■ Goal of the exercise:
Please edit the records below so that every "volume-bar" becomes "volume-column", leaving everything else unchanged.

** start of Dataset records **

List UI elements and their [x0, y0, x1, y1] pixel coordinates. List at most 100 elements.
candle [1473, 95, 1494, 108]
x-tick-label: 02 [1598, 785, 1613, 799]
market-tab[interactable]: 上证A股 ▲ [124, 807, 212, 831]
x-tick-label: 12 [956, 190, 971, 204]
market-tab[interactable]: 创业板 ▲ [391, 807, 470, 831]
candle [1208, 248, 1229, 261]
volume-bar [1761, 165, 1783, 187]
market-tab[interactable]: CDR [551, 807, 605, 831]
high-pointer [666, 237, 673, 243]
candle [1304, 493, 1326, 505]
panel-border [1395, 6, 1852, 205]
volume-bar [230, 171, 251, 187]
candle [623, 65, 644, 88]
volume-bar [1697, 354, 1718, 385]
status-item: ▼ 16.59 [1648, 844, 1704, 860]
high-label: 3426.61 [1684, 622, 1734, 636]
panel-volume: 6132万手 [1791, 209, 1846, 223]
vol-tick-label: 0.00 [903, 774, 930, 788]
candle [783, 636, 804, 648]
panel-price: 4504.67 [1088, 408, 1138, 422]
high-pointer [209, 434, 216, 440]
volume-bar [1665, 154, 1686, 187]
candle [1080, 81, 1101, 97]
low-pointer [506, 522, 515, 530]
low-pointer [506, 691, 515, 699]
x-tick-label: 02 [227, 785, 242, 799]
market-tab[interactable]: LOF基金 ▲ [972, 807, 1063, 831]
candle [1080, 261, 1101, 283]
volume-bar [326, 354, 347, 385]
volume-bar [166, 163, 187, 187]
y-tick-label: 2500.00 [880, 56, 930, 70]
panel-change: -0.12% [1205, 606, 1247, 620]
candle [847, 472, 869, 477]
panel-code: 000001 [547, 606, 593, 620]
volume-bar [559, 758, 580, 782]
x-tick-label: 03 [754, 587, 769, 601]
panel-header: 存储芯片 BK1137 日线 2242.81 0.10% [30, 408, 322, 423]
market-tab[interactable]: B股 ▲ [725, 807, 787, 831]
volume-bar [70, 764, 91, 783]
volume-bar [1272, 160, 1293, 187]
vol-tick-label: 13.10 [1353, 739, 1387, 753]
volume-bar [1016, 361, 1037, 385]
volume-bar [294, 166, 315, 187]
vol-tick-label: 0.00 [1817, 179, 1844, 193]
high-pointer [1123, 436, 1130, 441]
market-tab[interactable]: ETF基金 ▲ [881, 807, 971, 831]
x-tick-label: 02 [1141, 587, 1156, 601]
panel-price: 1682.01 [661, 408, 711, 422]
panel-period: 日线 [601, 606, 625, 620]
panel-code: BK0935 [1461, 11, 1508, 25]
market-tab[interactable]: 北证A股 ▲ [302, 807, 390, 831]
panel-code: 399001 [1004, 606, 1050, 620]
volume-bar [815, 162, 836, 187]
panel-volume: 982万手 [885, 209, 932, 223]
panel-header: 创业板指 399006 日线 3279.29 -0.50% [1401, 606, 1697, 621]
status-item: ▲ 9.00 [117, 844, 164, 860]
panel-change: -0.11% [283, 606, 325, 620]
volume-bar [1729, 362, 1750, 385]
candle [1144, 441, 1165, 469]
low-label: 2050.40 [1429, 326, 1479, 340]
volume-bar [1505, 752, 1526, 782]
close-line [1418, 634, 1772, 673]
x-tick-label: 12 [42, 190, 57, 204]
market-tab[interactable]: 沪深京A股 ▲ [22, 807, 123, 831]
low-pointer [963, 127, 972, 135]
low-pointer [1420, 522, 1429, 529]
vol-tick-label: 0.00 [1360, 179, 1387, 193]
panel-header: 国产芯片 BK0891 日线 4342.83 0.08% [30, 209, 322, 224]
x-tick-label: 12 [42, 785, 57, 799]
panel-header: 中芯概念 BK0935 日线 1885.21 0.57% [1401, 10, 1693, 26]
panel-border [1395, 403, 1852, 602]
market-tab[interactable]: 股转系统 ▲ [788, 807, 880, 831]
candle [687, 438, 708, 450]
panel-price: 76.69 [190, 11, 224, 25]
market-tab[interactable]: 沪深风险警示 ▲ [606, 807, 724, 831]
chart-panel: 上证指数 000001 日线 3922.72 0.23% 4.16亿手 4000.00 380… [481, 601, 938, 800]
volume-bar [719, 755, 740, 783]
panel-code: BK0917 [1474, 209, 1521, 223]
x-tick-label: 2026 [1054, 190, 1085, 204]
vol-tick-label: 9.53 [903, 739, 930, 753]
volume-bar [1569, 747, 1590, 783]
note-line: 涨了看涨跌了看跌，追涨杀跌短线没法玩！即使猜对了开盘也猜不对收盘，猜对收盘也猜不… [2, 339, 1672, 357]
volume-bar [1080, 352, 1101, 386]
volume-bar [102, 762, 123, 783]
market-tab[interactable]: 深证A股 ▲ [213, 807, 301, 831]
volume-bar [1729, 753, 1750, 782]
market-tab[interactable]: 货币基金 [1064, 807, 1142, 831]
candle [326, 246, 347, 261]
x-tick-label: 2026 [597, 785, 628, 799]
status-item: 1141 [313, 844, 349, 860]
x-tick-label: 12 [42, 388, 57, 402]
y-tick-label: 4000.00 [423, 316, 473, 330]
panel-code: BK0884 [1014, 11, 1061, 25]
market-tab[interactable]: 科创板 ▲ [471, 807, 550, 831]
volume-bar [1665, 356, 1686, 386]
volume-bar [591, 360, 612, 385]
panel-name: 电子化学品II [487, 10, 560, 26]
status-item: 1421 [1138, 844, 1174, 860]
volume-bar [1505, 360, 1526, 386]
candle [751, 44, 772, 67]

** end of Dataset records **

■ Exercise solution:
List UI elements and their [x0, y0, x1, y1] pixel coordinates. List at most 100 elements.
candle [1473, 95, 1494, 108]
x-tick-label: 02 [1598, 785, 1613, 799]
market-tab[interactable]: 上证A股 ▲ [124, 807, 212, 831]
x-tick-label: 12 [956, 190, 971, 204]
market-tab[interactable]: 创业板 ▲ [391, 807, 470, 831]
candle [1208, 248, 1229, 261]
volume-column [1761, 165, 1783, 187]
market-tab[interactable]: CDR [551, 807, 605, 831]
high-pointer [666, 237, 673, 243]
candle [1304, 493, 1326, 505]
panel-border [1395, 6, 1852, 205]
volume-column [230, 171, 251, 187]
candle [623, 65, 644, 88]
volume-column [1697, 354, 1718, 385]
status-item: ▼ 16.59 [1648, 844, 1704, 860]
high-label: 3426.61 [1684, 622, 1734, 636]
panel-volume: 6132万手 [1791, 209, 1846, 223]
vol-tick-label: 0.00 [903, 774, 930, 788]
candle [783, 636, 804, 648]
panel-price: 4504.67 [1088, 408, 1138, 422]
high-pointer [209, 434, 216, 440]
volume-column [1665, 154, 1686, 187]
candle [1080, 81, 1101, 97]
low-pointer [506, 522, 515, 530]
low-pointer [506, 691, 515, 699]
x-tick-label: 02 [227, 785, 242, 799]
market-tab[interactable]: LOF基金 ▲ [972, 807, 1063, 831]
candle [1080, 261, 1101, 283]
volume-column [326, 354, 347, 385]
volume-column [166, 163, 187, 187]
y-tick-label: 2500.00 [880, 56, 930, 70]
panel-change: -0.12% [1205, 606, 1247, 620]
candle [847, 472, 869, 477]
panel-code: 000001 [547, 606, 593, 620]
volume-column [559, 758, 580, 782]
x-tick-label: 03 [754, 587, 769, 601]
panel-header: 存储芯片 BK1137 日线 2242.81 0.10% [30, 408, 322, 423]
market-tab[interactable]: B股 ▲ [725, 807, 787, 831]
volume-column [70, 764, 91, 783]
volume-column [1272, 160, 1293, 187]
vol-tick-label: 13.10 [1353, 739, 1387, 753]
volume-column [1016, 361, 1037, 385]
volume-column [294, 166, 315, 187]
vol-tick-label: 0.00 [1817, 179, 1844, 193]
high-pointer [1123, 436, 1130, 441]
market-tab[interactable]: ETF基金 ▲ [881, 807, 971, 831]
x-tick-label: 02 [1141, 587, 1156, 601]
panel-price: 1682.01 [661, 408, 711, 422]
panel-period: 日线 [601, 606, 625, 620]
panel-code: BK0935 [1461, 11, 1508, 25]
market-tab[interactable]: 北证A股 ▲ [302, 807, 390, 831]
panel-code: 399001 [1004, 606, 1050, 620]
volume-column [815, 162, 836, 187]
panel-volume: 982万手 [885, 209, 932, 223]
panel-header: 创业板指 399006 日线 3279.29 -0.50% [1401, 606, 1697, 621]
status-item: ▲ 9.00 [117, 844, 164, 860]
panel-change: -0.11% [283, 606, 325, 620]
volume-column [1729, 362, 1750, 385]
candle [1144, 441, 1165, 469]
low-label: 2050.40 [1429, 326, 1479, 340]
volume-column [1505, 752, 1526, 782]
close-line [1418, 634, 1772, 673]
x-tick-label: 12 [42, 190, 57, 204]
market-tab[interactable]: 沪深京A股 ▲ [22, 807, 123, 831]
low-pointer [963, 127, 972, 135]
low-pointer [1420, 522, 1429, 529]
vol-tick-label: 0.00 [1360, 179, 1387, 193]
panel-header: 国产芯片 BK0891 日线 4342.83 0.08% [30, 209, 322, 224]
x-tick-label: 12 [42, 785, 57, 799]
panel-header: 中芯概念 BK0935 日线 1885.21 0.57% [1401, 10, 1693, 26]
panel-border [1395, 403, 1852, 602]
market-tab[interactable]: 股转系统 ▲ [788, 807, 880, 831]
candle [687, 438, 708, 450]
panel-price: 76.69 [190, 11, 224, 25]
market-tab[interactable]: 沪深风险警示 ▲ [606, 807, 724, 831]
chart-panel: 上证指数 000001 日线 3922.72 0.23% 4.16亿手 4000.00 380… [481, 601, 938, 800]
volume-column [719, 755, 740, 783]
panel-code: BK0917 [1474, 209, 1521, 223]
x-tick-label: 2026 [1054, 190, 1085, 204]
vol-tick-label: 9.53 [903, 739, 930, 753]
volume-column [1569, 747, 1590, 783]
note-line: 涨了看涨跌了看跌，追涨杀跌短线没法玩！即使猜对了开盘也猜不对收盘，猜对收盘也猜不… [2, 339, 1672, 357]
volume-column [1080, 352, 1101, 386]
volume-column [102, 762, 123, 783]
market-tab[interactable]: 深证A股 ▲ [213, 807, 301, 831]
volume-column [1729, 753, 1750, 782]
market-tab[interactable]: 货币基金 [1064, 807, 1142, 831]
candle [326, 246, 347, 261]
x-tick-label: 2026 [597, 785, 628, 799]
status-item: 1141 [313, 844, 349, 860]
x-tick-label: 12 [42, 388, 57, 402]
y-tick-label: 4000.00 [423, 316, 473, 330]
panel-code: BK0884 [1014, 11, 1061, 25]
market-tab[interactable]: 科创板 ▲ [471, 807, 550, 831]
volume-column [1665, 356, 1686, 386]
volume-column [591, 360, 612, 385]
panel-name: 电子化学品II [487, 10, 560, 26]
status-item: 1421 [1138, 844, 1174, 860]
volume-column [1505, 360, 1526, 386]
candle [751, 44, 772, 67]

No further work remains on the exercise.